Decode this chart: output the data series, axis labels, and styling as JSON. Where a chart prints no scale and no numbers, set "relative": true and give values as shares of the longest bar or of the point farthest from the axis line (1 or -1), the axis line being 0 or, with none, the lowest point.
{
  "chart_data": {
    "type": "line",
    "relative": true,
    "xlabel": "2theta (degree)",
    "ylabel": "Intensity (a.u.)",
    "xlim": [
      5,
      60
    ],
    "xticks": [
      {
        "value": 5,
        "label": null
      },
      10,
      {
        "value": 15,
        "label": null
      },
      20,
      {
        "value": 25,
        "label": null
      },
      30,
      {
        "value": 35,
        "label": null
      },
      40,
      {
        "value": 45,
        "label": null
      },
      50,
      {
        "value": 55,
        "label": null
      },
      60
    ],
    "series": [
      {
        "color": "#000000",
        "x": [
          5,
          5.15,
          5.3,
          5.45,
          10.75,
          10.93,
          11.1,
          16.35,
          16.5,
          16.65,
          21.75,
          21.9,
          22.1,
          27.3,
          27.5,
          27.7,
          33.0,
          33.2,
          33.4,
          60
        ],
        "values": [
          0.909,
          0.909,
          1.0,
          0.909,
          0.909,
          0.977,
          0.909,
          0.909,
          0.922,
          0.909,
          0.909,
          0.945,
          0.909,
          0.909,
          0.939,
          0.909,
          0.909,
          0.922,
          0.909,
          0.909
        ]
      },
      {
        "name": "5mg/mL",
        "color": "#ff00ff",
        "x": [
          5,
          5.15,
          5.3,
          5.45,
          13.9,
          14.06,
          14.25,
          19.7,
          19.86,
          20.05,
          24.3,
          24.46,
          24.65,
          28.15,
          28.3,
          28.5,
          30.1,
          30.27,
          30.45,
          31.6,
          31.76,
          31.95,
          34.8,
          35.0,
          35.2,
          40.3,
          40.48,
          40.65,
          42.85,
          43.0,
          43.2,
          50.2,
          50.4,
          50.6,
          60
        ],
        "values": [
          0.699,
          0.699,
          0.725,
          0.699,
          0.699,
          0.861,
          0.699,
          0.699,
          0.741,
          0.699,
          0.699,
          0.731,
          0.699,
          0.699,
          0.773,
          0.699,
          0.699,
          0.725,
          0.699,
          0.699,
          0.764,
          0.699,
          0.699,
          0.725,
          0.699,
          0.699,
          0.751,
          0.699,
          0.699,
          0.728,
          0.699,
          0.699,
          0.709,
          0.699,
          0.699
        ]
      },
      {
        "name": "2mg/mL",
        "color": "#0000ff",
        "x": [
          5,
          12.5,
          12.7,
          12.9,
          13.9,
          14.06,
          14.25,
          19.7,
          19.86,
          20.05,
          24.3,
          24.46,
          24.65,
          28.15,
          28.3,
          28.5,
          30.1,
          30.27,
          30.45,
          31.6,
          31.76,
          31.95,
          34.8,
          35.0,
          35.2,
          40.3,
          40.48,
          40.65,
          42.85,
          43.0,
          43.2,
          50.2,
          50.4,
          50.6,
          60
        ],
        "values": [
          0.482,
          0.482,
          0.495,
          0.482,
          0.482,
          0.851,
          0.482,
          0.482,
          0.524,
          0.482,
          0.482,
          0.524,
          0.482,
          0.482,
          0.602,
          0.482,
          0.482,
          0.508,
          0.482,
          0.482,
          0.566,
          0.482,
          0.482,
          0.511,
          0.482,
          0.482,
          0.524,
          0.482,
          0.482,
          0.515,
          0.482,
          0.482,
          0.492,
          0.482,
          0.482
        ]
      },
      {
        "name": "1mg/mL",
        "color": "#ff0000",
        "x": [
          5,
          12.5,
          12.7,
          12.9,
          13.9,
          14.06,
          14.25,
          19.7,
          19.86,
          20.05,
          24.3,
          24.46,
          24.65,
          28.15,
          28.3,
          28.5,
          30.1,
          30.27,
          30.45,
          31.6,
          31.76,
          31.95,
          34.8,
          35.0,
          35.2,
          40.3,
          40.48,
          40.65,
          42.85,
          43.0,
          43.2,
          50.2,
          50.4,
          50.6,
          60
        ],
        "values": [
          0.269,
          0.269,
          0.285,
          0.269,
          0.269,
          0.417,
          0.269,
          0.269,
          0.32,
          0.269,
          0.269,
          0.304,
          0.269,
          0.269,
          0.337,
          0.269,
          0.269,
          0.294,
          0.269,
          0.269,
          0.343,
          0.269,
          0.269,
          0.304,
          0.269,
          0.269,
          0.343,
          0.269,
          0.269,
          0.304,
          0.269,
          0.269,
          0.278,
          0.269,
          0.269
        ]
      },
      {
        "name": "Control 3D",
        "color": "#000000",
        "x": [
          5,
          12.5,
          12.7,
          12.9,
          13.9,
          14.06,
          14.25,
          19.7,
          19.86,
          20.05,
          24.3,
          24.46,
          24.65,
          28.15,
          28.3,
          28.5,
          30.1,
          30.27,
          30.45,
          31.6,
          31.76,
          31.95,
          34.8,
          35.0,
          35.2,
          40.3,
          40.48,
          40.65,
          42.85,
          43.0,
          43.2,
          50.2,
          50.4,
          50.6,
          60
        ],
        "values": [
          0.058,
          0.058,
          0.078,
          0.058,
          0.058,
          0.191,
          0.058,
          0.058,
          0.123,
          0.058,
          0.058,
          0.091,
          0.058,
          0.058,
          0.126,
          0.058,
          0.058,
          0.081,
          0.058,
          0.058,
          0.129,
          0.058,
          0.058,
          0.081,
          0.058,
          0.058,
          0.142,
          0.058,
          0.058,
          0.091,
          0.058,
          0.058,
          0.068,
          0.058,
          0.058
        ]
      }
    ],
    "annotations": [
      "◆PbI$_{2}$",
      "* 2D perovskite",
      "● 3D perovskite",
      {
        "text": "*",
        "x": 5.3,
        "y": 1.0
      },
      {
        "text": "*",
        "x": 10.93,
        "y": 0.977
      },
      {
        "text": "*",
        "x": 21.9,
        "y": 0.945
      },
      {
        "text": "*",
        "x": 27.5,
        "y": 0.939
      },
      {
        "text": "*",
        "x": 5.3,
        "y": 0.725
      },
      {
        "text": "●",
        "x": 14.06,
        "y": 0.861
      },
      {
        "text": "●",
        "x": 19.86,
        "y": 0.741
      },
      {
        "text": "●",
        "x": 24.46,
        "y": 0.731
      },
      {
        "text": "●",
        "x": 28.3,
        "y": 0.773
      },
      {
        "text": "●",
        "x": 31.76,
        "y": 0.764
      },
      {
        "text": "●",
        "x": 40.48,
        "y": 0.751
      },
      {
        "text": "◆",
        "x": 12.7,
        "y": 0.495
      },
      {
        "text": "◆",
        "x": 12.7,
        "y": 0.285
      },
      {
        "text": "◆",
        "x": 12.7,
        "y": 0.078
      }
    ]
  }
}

++++

• [EXERCISE REQUIREMENTS]:
Please repeat the listing above in full and exactly.

• [TASK OUTPUT]:
Decode this chart: output the data series, axis labels, and styling as JSON. Where a chart prints no scale and no numbers, set "relative": true and give values as shares of the longest bar or of the point farthest from the axis line (1 or -1), the axis line being 0 or, with none, the lowest point.
{
  "chart_data": {
    "type": "line",
    "relative": true,
    "xlabel": "2theta (degree)",
    "ylabel": "Intensity (a.u.)",
    "xlim": [
      5,
      60
    ],
    "xticks": [
      {
        "value": 5,
        "label": null
      },
      10,
      {
        "value": 15,
        "label": null
      },
      20,
      {
        "value": 25,
        "label": null
      },
      30,
      {
        "value": 35,
        "label": null
      },
      40,
      {
        "value": 45,
        "label": null
      },
      50,
      {
        "value": 55,
        "label": null
      },
      60
    ],
    "series": [
      {
        "color": "#000000",
        "x": [
          5,
          5.15,
          5.3,
          5.45,
          10.75,
          10.93,
          11.1,
          16.35,
          16.5,
          16.65,
          21.75,
          21.9,
          22.1,
          27.3,
          27.5,
          27.7,
          33.0,
          33.2,
          33.4,
          60
        ],
        "values": [
          0.909,
          0.909,
          1.0,
          0.909,
          0.909,
          0.977,
          0.909,
          0.909,
          0.922,
          0.909,
          0.909,
          0.945,
          0.909,
          0.909,
          0.939,
          0.909,
          0.909,
          0.922,
          0.909,
          0.909
        ]
      },
      {
        "name": "5mg/mL",
        "color": "#ff00ff",
        "x": [
          5,
          5.15,
          5.3,
          5.45,
          13.9,
          14.06,
          14.25,
          19.7,
          19.86,
          20.05,
          24.3,
          24.46,
          24.65,
          28.15,
          28.3,
          28.5,
          30.1,
          30.27,
          30.45,
          31.6,
          31.76,
          31.95,
          34.8,
          35.0,
          35.2,
          40.3,
          40.48,
          40.65,
          42.85,
          43.0,
          43.2,
          50.2,
          50.4,
          50.6,
          60
        ],
        "values": [
          0.699,
          0.699,
          0.725,
          0.699,
          0.699,
          0.861,
          0.699,
          0.699,
          0.741,
          0.699,
          0.699,
          0.731,
          0.699,
          0.699,
          0.773,
          0.699,
          0.699,
          0.725,
          0.699,
          0.699,
          0.764,
          0.699,
          0.699,
          0.725,
          0.699,
          0.699,
          0.751,
          0.699,
          0.699,
          0.728,
          0.699,
          0.699,
          0.709,
          0.699,
          0.699
        ]
      },
      {
        "name": "2mg/mL",
        "color": "#0000ff",
        "x": [
          5,
          12.5,
          12.7,
          12.9,
          13.9,
          14.06,
          14.25,
          19.7,
          19.86,
          20.05,
          24.3,
          24.46,
          24.65,
          28.15,
          28.3,
          28.5,
          30.1,
          30.27,
          30.45,
          31.6,
          31.76,
          31.95,
          34.8,
          35.0,
          35.2,
          40.3,
          40.48,
          40.65,
          42.85,
          43.0,
          43.2,
          50.2,
          50.4,
          50.6,
          60
        ],
        "values": [
          0.482,
          0.482,
          0.495,
          0.482,
          0.482,
          0.851,
          0.482,
          0.482,
          0.524,
          0.482,
          0.482,
          0.524,
          0.482,
          0.482,
          0.602,
          0.482,
          0.482,
          0.508,
          0.482,
          0.482,
          0.566,
          0.482,
          0.482,
          0.511,
          0.482,
          0.482,
          0.524,
          0.482,
          0.482,
          0.515,
          0.482,
          0.482,
          0.492,
          0.482,
          0.482
        ]
      },
      {
        "name": "1mg/mL",
        "color": "#ff0000",
        "x": [
          5,
          12.5,
          12.7,
          12.9,
          13.9,
          14.06,
          14.25,
          19.7,
          19.86,
          20.05,
          24.3,
          24.46,
          24.65,
          28.15,
          28.3,
          28.5,
          30.1,
          30.27,
          30.45,
          31.6,
          31.76,
          31.95,
          34.8,
          35.0,
          35.2,
          40.3,
          40.48,
          40.65,
          42.85,
          43.0,
          43.2,
          50.2,
          50.4,
          50.6,
          60
        ],
        "values": [
          0.269,
          0.269,
          0.285,
          0.269,
          0.269,
          0.417,
          0.269,
          0.269,
          0.32,
          0.269,
          0.269,
          0.304,
          0.269,
          0.269,
          0.337,
          0.269,
          0.269,
          0.294,
          0.269,
          0.269,
          0.343,
          0.269,
          0.269,
          0.304,
          0.269,
          0.269,
          0.343,
          0.269,
          0.269,
          0.304,
          0.269,
          0.269,
          0.278,
          0.269,
          0.269
        ]
      },
      {
        "name": "Control 3D",
        "color": "#000000",
        "x": [
          5,
          12.5,
          12.7,
          12.9,
          13.9,
          14.06,
          14.25,
          19.7,
          19.86,
          20.05,
          24.3,
          24.46,
          24.65,
          28.15,
          28.3,
          28.5,
          30.1,
          30.27,
          30.45,
          31.6,
          31.76,
          31.95,
          34.8,
          35.0,
          35.2,
          40.3,
          40.48,
          40.65,
          42.85,
          43.0,
          43.2,
          50.2,
          50.4,
          50.6,
          60
        ],
        "values": [
          0.058,
          0.058,
          0.078,
          0.058,
          0.058,
          0.191,
          0.058,
          0.058,
          0.123,
          0.058,
          0.058,
          0.091,
          0.058,
          0.058,
          0.126,
          0.058,
          0.058,
          0.081,
          0.058,
          0.058,
          0.129,
          0.058,
          0.058,
          0.081,
          0.058,
          0.058,
          0.142,
          0.058,
          0.058,
          0.091,
          0.058,
          0.058,
          0.068,
          0.058,
          0.058
        ]
      }
    ],
    "annotations": [
      "◆PbI$_{2}$",
      "* 2D perovskite",
      "● 3D perovskite",
      {
        "text": "*",
        "x": 5.3,
        "y": 1.0
      },
      {
        "text": "*",
        "x": 10.93,
        "y": 0.977
      },
      {
        "text": "*",
        "x": 21.9,
        "y": 0.945
      },
      {
        "text": "*",
        "x": 27.5,
        "y": 0.939
      },
      {
        "text": "*",
        "x": 5.3,
        "y": 0.725
      },
      {
        "text": "●",
        "x": 14.06,
        "y": 0.861
      },
      {
        "text": "●",
        "x": 19.86,
        "y": 0.741
      },
      {
        "text": "●",
        "x": 24.46,
        "y": 0.731
      },
      {
        "text": "●",
        "x": 28.3,
        "y": 0.773
      },
      {
        "text": "●",
        "x": 31.76,
        "y": 0.764
      },
      {
        "text": "●",
        "x": 40.48,
        "y": 0.751
      },
      {
        "text": "◆",
        "x": 12.7,
        "y": 0.495
      },
      {
        "text": "◆",
        "x": 12.7,
        "y": 0.285
      },
      {
        "text": "◆",
        "x": 12.7,
        "y": 0.078
      }
    ]
  }
}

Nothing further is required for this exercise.